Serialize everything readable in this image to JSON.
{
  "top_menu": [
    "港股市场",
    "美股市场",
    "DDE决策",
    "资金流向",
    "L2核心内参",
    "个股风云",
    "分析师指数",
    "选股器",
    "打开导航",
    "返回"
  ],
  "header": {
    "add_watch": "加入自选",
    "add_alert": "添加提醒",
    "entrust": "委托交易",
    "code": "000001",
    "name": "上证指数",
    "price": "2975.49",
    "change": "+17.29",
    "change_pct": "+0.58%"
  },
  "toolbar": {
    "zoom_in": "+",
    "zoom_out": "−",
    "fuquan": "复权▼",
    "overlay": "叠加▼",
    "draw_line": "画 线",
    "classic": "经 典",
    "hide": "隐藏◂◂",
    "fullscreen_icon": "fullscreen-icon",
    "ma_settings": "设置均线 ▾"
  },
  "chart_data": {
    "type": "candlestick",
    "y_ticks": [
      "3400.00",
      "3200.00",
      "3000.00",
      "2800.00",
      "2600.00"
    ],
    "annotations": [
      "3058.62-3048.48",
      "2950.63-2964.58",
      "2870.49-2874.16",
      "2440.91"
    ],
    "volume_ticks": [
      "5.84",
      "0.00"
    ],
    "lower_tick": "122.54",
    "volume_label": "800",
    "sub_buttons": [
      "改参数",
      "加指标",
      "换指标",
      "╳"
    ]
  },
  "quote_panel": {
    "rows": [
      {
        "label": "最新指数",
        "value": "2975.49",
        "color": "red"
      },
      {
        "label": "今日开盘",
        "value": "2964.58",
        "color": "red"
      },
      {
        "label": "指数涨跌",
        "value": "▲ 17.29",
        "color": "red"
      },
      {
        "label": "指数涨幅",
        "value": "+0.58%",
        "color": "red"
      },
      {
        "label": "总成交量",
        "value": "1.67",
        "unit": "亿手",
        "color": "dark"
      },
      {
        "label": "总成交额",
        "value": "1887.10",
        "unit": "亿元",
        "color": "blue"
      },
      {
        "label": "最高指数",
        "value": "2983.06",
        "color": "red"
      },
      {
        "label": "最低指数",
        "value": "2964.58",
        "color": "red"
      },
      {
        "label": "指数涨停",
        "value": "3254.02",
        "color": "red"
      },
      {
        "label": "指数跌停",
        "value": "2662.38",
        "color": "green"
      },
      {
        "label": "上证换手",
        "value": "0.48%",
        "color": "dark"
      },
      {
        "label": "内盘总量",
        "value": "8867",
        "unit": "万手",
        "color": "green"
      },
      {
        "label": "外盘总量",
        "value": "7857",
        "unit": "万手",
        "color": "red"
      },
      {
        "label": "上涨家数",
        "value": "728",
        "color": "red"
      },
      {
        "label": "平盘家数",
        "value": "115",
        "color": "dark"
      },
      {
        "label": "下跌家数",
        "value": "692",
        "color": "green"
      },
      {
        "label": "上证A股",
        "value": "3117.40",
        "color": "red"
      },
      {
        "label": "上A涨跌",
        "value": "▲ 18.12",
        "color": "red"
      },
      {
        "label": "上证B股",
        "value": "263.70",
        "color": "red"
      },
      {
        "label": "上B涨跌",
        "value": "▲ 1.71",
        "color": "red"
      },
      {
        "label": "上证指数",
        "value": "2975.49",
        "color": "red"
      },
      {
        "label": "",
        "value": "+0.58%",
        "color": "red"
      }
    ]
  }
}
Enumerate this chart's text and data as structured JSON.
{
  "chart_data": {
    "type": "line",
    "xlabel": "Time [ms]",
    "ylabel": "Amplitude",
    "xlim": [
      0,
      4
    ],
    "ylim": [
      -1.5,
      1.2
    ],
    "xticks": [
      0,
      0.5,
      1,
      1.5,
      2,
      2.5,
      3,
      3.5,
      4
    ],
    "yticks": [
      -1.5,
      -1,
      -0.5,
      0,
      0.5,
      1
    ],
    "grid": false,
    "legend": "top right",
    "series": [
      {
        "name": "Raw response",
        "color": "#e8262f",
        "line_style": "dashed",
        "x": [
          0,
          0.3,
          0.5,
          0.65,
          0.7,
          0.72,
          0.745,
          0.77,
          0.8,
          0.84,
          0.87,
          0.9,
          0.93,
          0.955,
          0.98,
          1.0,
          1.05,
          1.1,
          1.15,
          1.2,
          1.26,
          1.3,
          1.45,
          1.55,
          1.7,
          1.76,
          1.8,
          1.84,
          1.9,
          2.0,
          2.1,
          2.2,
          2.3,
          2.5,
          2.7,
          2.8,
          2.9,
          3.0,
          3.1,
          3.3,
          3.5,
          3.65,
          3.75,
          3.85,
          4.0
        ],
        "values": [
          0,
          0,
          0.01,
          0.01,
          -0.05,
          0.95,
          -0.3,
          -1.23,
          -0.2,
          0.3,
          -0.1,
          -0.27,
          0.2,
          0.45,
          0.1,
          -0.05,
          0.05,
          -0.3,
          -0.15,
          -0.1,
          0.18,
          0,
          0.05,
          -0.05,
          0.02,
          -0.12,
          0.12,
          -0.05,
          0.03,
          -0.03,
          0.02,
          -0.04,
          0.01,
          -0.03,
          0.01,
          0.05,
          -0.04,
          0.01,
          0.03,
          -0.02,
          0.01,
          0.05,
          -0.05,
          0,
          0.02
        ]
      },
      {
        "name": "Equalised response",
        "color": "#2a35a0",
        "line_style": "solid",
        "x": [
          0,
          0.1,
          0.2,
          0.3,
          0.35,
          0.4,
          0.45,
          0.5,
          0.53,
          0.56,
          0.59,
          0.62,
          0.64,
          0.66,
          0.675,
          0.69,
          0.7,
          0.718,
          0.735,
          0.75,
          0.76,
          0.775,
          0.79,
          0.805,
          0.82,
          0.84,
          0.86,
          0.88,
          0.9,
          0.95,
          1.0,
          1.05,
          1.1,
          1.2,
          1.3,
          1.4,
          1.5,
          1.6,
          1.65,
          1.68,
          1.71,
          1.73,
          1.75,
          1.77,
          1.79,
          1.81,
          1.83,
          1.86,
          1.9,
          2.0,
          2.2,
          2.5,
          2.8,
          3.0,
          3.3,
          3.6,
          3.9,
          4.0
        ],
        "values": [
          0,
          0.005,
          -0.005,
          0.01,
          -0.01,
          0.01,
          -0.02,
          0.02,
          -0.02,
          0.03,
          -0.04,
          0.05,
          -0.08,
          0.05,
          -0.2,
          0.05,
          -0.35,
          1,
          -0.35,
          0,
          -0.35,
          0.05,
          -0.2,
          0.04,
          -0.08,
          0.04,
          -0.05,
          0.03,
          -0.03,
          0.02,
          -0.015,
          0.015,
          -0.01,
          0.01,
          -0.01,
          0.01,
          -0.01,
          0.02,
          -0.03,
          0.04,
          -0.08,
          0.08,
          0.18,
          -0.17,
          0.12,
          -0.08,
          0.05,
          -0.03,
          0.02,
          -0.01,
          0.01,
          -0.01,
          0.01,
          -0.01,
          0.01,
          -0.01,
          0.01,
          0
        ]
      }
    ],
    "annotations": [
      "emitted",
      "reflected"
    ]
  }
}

+ + +

### What is being asked
Restate every line of the data word for word.

### Response to the exercise
Serialize everything readable in this image to JSON.
{
  "top_menu": [
    "港股市场",
    "美股市场",
    "DDE决策",
    "资金流向",
    "L2核心内参",
    "个股风云",
    "分析师指数",
    "选股器",
    "打开导航",
    "返回"
  ],
  "header": {
    "add_watch": "加入自选",
    "add_alert": "添加提醒",
    "entrust": "委托交易",
    "code": "000001",
    "name": "上证指数",
    "price": "2975.49",
    "change": "+17.29",
    "change_pct": "+0.58%"
  },
  "toolbar": {
    "zoom_in": "+",
    "zoom_out": "−",
    "fuquan": "复权▼",
    "overlay": "叠加▼",
    "draw_line": "画 线",
    "classic": "经 典",
    "hide": "隐藏◂◂",
    "fullscreen_icon": "fullscreen-icon",
    "ma_settings": "设置均线 ▾"
  },
  "chart_data": {
    "type": "candlestick",
    "y_ticks": [
      "3400.00",
      "3200.00",
      "3000.00",
      "2800.00",
      "2600.00"
    ],
    "annotations": [
      "3058.62-3048.48",
      "2950.63-2964.58",
      "2870.49-2874.16",
      "2440.91"
    ],
    "volume_ticks": [
      "5.84",
      "0.00"
    ],
    "lower_tick": "122.54",
    "volume_label": "800",
    "sub_buttons": [
      "改参数",
      "加指标",
      "换指标",
      "╳"
    ]
  },
  "quote_panel": {
    "rows": [
      {
        "label": "最新指数",
        "value": "2975.49",
        "color": "red"
      },
      {
        "label": "今日开盘",
        "value": "2964.58",
        "color": "red"
      },
      {
        "label": "指数涨跌",
        "value": "▲ 17.29",
        "color": "red"
      },
      {
        "label": "指数涨幅",
        "value": "+0.58%",
        "color": "red"
      },
      {
        "label": "总成交量",
        "value": "1.67",
        "unit": "亿手",
        "color": "dark"
      },
      {
        "label": "总成交额",
        "value": "1887.10",
        "unit": "亿元",
        "color": "blue"
      },
      {
        "label": "最高指数",
        "value": "2983.06",
        "color": "red"
      },
      {
        "label": "最低指数",
        "value": "2964.58",
        "color": "red"
      },
      {
        "label": "指数涨停",
        "value": "3254.02",
        "color": "red"
      },
      {
        "label": "指数跌停",
        "value": "2662.38",
        "color": "green"
      },
      {
        "label": "上证换手",
        "value": "0.48%",
        "color": "dark"
      },
      {
        "label": "内盘总量",
        "value": "8867",
        "unit": "万手",
        "color": "green"
      },
      {
        "label": "外盘总量",
        "value": "7857",
        "unit": "万手",
        "color": "red"
      },
      {
        "label": "上涨家数",
        "value": "728",
        "color": "red"
      },
      {
        "label": "平盘家数",
        "value": "115",
        "color": "dark"
      },
      {
        "label": "下跌家数",
        "value": "692",
        "color": "green"
      },
      {
        "label": "上证A股",
        "value": "3117.40",
        "color": "red"
      },
      {
        "label": "上A涨跌",
        "value": "▲ 18.12",
        "color": "red"
      },
      {
        "label": "上证B股",
        "value": "263.70",
        "color": "red"
      },
      {
        "label": "上B涨跌",
        "value": "▲ 1.71",
        "color": "red"
      },
      {
        "label": "上证指数",
        "value": "2975.49",
        "color": "red"
      },
      {
        "label": "",
        "value": "+0.58%",
        "color": "red"
      }
    ]
  }
}
Enumerate this chart's text and data as structured JSON.
{
  "chart_data": {
    "type": "line",
    "xlabel": "Time [ms]",
    "ylabel": "Amplitude",
    "xlim": [
      0,
      4
    ],
    "ylim": [
      -1.5,
      1.2
    ],
    "xticks": [
      0,
      0.5,
      1,
      1.5,
      2,
      2.5,
      3,
      3.5,
      4
    ],
    "yticks": [
      -1.5,
      -1,
      -0.5,
      0,
      0.5,
      1
    ],
    "grid": false,
    "legend": "top right",
    "series": [
      {
        "name": "Raw response",
        "color": "#e8262f",
        "line_style": "dashed",
        "x": [
          0,
          0.3,
          0.5,
          0.65,
          0.7,
          0.72,
          0.745,
          0.77,
          0.8,
          0.84,
          0.87,
          0.9,
          0.93,
          0.955,
          0.98,
          1.0,
          1.05,
          1.1,
          1.15,
          1.2,
          1.26,
          1.3,
          1.45,
          1.55,
          1.7,
          1.76,
          1.8,
          1.84,
          1.9,
          2.0,
          2.1,
          2.2,
          2.3,
          2.5,
          2.7,
          2.8,
          2.9,
          3.0,
          3.1,
          3.3,
          3.5,
          3.65,
          3.75,
          3.85,
          4.0
        ],
        "values": [
          0,
          0,
          0.01,
          0.01,
          -0.05,
          0.95,
          -0.3,
          -1.23,
          -0.2,
          0.3,
          -0.1,
          -0.27,
          0.2,
          0.45,
          0.1,
          -0.05,
          0.05,
          -0.3,
          -0.15,
          -0.1,
          0.18,
          0,
          0.05,
          -0.05,
          0.02,
          -0.12,
          0.12,
          -0.05,
          0.03,
          -0.03,
          0.02,
          -0.04,
          0.01,
          -0.03,
          0.01,
          0.05,
          -0.04,
          0.01,
          0.03,
          -0.02,
          0.01,
          0.05,
          -0.05,
          0,
          0.02
        ]
      },
      {
        "name": "Equalised response",
        "color": "#2a35a0",
        "line_style": "solid",
        "x": [
          0,
          0.1,
          0.2,
          0.3,
          0.35,
          0.4,
          0.45,
          0.5,
          0.53,
          0.56,
          0.59,
          0.62,
          0.64,
          0.66,
          0.675,
          0.69,
          0.7,
          0.718,
          0.735,
          0.75,
          0.76,
          0.775,
          0.79,
          0.805,
          0.82,
          0.84,
          0.86,
          0.88,
          0.9,
          0.95,
          1.0,
          1.05,
          1.1,
          1.2,
          1.3,
          1.4,
          1.5,
          1.6,
          1.65,
          1.68,
          1.71,
          1.73,
          1.75,
          1.77,
          1.79,
          1.81,
          1.83,
          1.86,
          1.9,
          2.0,
          2.2,
          2.5,
          2.8,
          3.0,
          3.3,
          3.6,
          3.9,
          4.0
        ],
        "values": [
          0,
          0.005,
          -0.005,
          0.01,
          -0.01,
          0.01,
          -0.02,
          0.02,
          -0.02,
          0.03,
          -0.04,
          0.05,
          -0.08,
          0.05,
          -0.2,
          0.05,
          -0.35,
          1,
          -0.35,
          0,
          -0.35,
          0.05,
          -0.2,
          0.04,
          -0.08,
          0.04,
          -0.05,
          0.03,
          -0.03,
          0.02,
          -0.015,
          0.015,
          -0.01,
          0.01,
          -0.01,
          0.01,
          -0.01,
          0.02,
          -0.03,
          0.04,
          -0.08,
          0.08,
          0.18,
          -0.17,
          0.12,
          -0.08,
          0.05,
          -0.03,
          0.02,
          -0.01,
          0.01,
          -0.01,
          0.01,
          -0.01,
          0.01,
          -0.01,
          0.01,
          0
        ]
      }
    ],
    "annotations": [
      "emitted",
      "reflected"
    ]
  }
}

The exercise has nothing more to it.